INFORMATION SHOWN

▬▬▬▬▬▬▬▬▬▬

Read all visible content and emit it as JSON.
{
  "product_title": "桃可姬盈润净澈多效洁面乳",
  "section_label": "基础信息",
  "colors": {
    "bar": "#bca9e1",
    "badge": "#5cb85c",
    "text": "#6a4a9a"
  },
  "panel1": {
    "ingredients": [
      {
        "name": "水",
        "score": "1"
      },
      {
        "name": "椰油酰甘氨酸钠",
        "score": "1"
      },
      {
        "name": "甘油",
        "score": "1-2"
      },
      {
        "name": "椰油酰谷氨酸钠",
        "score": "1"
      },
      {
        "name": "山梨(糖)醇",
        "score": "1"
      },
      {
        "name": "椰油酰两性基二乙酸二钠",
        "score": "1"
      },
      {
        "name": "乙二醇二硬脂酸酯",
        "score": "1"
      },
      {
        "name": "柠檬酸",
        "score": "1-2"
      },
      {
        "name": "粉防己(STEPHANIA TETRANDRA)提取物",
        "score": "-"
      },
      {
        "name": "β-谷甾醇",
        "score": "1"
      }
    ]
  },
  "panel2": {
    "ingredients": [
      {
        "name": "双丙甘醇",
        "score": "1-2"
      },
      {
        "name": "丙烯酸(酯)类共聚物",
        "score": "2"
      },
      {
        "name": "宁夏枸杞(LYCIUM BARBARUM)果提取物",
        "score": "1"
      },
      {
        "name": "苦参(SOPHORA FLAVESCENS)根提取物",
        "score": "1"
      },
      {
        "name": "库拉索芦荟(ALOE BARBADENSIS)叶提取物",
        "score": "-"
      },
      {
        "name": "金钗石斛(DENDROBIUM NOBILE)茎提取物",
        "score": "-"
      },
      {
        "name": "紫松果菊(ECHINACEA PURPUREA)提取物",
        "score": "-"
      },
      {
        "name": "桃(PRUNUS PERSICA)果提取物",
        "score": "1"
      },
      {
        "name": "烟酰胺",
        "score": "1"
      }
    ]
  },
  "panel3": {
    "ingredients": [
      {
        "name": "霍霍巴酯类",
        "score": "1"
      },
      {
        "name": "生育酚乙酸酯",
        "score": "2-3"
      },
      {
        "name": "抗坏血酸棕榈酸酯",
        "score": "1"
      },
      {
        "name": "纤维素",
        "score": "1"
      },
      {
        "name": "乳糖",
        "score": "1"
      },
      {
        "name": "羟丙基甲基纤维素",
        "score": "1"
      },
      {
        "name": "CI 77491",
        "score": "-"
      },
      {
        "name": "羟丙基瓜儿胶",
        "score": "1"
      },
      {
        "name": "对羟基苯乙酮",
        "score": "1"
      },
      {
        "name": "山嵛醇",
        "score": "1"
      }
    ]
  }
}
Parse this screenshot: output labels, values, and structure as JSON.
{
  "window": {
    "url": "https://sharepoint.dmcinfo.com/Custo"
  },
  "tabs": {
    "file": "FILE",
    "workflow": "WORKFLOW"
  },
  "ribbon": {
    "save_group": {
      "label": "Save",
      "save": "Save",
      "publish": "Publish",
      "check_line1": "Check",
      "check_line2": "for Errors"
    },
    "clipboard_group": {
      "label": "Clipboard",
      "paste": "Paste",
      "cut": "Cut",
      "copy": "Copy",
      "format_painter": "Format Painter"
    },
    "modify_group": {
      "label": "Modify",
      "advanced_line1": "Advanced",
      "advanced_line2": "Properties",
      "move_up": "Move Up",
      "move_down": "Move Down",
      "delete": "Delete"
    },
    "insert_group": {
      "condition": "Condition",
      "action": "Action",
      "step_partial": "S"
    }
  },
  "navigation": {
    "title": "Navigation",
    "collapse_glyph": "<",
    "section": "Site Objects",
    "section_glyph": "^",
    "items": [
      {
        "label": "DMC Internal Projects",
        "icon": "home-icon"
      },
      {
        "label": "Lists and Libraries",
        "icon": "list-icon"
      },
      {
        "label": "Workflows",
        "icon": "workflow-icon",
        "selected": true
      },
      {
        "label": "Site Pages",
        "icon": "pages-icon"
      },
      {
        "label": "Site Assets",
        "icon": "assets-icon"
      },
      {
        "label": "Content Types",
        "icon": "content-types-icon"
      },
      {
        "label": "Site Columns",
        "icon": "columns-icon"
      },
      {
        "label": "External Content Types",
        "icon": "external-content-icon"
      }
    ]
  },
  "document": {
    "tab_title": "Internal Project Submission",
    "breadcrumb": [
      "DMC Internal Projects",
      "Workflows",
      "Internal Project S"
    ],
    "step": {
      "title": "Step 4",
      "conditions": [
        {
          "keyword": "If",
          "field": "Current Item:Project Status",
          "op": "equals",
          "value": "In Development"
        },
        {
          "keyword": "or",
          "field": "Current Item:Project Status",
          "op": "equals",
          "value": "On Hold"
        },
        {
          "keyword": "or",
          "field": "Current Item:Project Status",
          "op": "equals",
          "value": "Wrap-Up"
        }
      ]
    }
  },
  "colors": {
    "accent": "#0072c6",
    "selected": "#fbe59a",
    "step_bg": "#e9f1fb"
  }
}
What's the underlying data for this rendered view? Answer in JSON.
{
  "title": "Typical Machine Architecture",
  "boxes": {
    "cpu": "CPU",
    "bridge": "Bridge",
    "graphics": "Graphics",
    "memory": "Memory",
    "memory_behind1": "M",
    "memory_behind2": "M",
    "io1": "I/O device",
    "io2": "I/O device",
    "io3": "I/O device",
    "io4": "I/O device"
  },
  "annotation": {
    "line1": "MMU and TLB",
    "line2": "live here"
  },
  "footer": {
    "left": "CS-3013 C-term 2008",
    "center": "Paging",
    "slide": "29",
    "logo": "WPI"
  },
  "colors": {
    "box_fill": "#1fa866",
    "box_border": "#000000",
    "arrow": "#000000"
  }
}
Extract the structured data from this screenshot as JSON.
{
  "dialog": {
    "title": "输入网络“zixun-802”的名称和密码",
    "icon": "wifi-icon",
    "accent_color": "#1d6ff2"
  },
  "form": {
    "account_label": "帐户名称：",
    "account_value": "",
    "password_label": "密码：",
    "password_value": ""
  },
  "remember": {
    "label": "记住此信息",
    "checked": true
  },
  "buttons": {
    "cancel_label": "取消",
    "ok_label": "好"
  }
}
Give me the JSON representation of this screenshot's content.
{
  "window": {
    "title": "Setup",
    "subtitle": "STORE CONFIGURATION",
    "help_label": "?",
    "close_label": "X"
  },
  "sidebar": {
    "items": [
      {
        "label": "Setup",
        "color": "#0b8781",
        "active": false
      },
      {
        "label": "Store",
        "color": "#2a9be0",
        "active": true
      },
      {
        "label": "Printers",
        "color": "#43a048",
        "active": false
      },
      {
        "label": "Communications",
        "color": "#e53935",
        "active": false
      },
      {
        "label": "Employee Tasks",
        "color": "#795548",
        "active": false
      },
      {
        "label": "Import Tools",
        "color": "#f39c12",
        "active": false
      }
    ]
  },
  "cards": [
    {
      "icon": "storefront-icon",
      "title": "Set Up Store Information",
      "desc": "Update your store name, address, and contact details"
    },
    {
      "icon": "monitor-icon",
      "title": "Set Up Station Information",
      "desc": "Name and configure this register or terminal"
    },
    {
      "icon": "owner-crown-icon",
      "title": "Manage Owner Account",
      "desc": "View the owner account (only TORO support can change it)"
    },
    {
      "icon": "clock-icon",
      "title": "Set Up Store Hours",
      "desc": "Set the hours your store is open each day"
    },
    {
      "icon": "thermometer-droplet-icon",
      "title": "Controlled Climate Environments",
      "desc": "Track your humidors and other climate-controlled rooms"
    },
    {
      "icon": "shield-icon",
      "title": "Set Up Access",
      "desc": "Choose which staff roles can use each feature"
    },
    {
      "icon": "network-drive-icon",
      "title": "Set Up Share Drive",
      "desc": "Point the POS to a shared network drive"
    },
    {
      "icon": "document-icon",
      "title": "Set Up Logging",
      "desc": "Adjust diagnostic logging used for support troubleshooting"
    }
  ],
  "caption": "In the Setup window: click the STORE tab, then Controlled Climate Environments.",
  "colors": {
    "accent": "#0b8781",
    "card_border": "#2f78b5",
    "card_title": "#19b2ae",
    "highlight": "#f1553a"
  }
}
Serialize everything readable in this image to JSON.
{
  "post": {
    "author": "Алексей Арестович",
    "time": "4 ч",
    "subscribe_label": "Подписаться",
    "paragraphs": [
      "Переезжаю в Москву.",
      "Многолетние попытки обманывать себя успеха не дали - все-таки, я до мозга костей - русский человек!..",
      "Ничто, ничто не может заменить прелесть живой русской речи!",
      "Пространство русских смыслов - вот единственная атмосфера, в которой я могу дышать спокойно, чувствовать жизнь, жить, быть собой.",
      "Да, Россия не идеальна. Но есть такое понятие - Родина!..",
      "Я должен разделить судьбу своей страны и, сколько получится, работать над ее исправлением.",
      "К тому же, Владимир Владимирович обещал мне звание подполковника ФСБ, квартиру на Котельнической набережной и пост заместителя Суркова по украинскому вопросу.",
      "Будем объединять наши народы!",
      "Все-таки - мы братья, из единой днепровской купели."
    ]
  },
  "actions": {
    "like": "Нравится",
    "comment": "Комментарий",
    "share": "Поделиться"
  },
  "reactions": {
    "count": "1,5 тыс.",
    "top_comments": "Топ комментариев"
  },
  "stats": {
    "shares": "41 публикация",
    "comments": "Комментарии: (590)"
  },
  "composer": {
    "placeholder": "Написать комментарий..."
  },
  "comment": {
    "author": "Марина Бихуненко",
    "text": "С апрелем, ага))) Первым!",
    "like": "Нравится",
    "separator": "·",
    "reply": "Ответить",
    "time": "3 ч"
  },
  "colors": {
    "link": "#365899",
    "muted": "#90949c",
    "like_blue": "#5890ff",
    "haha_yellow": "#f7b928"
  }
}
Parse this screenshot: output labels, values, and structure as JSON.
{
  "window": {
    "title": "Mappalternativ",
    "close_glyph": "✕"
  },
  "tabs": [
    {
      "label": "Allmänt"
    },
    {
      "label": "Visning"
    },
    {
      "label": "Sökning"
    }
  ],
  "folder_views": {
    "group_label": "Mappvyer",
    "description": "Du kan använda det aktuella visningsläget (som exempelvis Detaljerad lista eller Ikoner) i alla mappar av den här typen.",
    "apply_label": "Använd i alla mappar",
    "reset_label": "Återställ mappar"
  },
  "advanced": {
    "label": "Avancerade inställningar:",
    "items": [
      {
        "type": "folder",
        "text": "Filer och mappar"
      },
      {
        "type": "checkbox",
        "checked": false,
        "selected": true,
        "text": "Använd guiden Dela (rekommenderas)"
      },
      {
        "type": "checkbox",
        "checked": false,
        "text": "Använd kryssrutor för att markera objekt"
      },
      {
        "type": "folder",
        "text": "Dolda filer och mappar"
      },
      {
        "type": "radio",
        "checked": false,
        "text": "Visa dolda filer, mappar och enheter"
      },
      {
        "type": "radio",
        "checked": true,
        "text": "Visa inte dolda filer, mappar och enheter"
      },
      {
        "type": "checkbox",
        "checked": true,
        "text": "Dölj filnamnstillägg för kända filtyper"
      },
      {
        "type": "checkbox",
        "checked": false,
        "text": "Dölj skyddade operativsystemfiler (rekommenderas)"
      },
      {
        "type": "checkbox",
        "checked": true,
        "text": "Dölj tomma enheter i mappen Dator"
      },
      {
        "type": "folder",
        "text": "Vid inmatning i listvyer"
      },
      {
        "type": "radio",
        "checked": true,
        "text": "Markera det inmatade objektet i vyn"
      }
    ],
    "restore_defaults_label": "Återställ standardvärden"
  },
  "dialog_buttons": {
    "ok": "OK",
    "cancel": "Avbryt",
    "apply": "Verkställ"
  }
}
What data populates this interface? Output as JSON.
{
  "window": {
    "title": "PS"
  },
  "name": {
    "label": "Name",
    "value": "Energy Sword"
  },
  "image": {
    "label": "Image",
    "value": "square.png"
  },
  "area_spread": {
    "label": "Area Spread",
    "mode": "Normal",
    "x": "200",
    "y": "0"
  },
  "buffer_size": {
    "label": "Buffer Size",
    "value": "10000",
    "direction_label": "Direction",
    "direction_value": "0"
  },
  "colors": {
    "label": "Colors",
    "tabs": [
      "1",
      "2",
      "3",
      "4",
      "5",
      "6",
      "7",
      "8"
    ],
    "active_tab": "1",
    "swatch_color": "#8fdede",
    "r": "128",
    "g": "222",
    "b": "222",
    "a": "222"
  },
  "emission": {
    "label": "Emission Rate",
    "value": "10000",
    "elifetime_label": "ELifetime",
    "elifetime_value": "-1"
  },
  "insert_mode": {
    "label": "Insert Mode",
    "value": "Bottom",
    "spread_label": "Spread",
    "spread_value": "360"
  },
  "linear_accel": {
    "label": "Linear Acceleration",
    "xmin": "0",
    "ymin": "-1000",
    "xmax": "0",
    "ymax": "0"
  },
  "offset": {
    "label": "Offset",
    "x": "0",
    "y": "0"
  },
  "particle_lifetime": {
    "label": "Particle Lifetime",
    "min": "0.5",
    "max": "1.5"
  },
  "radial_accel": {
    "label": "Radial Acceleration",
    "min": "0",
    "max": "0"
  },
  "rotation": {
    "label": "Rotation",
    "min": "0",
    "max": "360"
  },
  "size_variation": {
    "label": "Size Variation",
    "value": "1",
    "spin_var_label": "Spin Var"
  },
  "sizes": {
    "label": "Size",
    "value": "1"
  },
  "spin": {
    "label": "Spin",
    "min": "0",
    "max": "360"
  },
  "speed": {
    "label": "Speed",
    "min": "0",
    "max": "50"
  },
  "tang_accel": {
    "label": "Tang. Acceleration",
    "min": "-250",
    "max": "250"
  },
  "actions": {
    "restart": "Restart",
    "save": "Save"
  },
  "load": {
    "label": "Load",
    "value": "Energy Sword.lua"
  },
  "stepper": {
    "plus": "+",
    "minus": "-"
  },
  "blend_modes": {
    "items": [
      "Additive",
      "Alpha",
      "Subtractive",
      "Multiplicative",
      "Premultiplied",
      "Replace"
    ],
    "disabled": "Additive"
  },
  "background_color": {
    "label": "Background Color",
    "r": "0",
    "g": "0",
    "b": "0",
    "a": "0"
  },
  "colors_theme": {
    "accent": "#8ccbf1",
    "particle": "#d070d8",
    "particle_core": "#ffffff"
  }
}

▬▬▬▬▬▬▬▬▬▬

BRIEF
Read the data above and pull out each line that holds the string "network".

PROBLEM SOLUTION
      "icon": "network-drive-icon",
      "desc": "Point the POS to a shared network drive"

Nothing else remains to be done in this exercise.